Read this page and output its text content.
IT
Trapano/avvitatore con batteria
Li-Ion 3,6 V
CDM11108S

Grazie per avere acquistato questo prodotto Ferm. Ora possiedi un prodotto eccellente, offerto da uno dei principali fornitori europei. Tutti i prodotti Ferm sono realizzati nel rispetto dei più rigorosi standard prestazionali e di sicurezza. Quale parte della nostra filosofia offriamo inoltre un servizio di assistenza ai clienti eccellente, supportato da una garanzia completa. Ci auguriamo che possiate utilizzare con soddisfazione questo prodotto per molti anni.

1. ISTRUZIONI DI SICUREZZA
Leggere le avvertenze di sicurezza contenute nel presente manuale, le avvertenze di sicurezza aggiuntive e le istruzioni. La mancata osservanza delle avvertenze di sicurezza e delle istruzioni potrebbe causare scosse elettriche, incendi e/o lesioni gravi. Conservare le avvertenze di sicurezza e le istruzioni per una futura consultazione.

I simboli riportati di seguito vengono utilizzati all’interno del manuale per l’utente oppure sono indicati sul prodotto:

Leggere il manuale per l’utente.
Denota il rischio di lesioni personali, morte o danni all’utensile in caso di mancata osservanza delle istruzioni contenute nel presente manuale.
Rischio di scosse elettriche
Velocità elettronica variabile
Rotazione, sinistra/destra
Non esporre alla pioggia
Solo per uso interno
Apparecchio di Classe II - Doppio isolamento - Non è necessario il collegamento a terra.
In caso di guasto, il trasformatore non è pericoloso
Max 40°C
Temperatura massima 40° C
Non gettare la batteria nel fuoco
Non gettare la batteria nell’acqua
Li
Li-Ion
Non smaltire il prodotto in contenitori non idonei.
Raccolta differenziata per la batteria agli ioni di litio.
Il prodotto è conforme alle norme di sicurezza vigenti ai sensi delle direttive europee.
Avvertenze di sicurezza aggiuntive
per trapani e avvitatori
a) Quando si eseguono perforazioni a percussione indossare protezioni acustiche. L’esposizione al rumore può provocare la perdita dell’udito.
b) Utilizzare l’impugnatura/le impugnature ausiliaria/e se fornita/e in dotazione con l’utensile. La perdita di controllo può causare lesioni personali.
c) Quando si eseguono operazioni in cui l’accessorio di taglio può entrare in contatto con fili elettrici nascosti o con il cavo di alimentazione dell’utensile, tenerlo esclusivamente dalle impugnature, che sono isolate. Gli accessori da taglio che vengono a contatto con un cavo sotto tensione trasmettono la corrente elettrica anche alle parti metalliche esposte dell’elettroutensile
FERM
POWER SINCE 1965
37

========================================================================

Extract the whole listing, character for character.

Read this page and output its text content.
IT
Trapano/avvitatore con batteria
Li-Ion 3,6 V
CDM11108S

Grazie per avere acquistato questo prodotto Ferm. Ora possiedi un prodotto eccellente, offerto da uno dei principali fornitori europei. Tutti i prodotti Ferm sono realizzati nel rispetto dei più rigorosi standard prestazionali e di sicurezza. Quale parte della nostra filosofia offriamo inoltre un servizio di assistenza ai clienti eccellente, supportato da una garanzia completa. Ci auguriamo che possiate utilizzare con soddisfazione questo prodotto per molti anni.

1. ISTRUZIONI DI SICUREZZA
Leggere le avvertenze di sicurezza contenute nel presente manuale, le avvertenze di sicurezza aggiuntive e le istruzioni. La mancata osservanza delle avvertenze di sicurezza e delle istruzioni potrebbe causare scosse elettriche, incendi e/o lesioni gravi. Conservare le avvertenze di sicurezza e le istruzioni per una futura consultazione.

I simboli riportati di seguito vengono utilizzati all’interno del manuale per l’utente oppure sono indicati sul prodotto:

Leggere il manuale per l’utente.
Denota il rischio di lesioni personali, morte o danni all’utensile in caso di mancata osservanza delle istruzioni contenute nel presente manuale.
Rischio di scosse elettriche
Velocità elettronica variabile
Rotazione, sinistra/destra
Non esporre alla pioggia
Solo per uso interno
Apparecchio di Classe II - Doppio isolamento - Non è necessario il collegamento a terra.
In caso di guasto, il trasformatore non è pericoloso
Max 40°C
Temperatura massima 40° C
Non gettare la batteria nel fuoco
Non gettare la batteria nell’acqua
Li
Li-Ion
Non smaltire il prodotto in contenitori non idonei.
Raccolta differenziata per la batteria agli ioni di litio.
Il prodotto è conforme alle norme di sicurezza vigenti ai sensi delle direttive europee.
Avvertenze di sicurezza aggiuntive
per trapani e avvitatori
a) Quando si eseguono perforazioni a percussione indossare protezioni acustiche. L’esposizione al rumore può provocare la perdita dell’udito.
b) Utilizzare l’impugnatura/le impugnature ausiliaria/e se fornita/e in dotazione con l’utensile. La perdita di controllo può causare lesioni personali.
c) Quando si eseguono operazioni in cui l’accessorio di taglio può entrare in contatto con fili elettrici nascosti o con il cavo di alimentazione dell’utensile, tenerlo esclusivamente dalle impugnature, che sono isolate. Gli accessori da taglio che vengono a contatto con un cavo sotto tensione trasmettono la corrente elettrica anche alle parti metalliche esposte dell’elettroutensile
FERM
POWER SINCE 1965
37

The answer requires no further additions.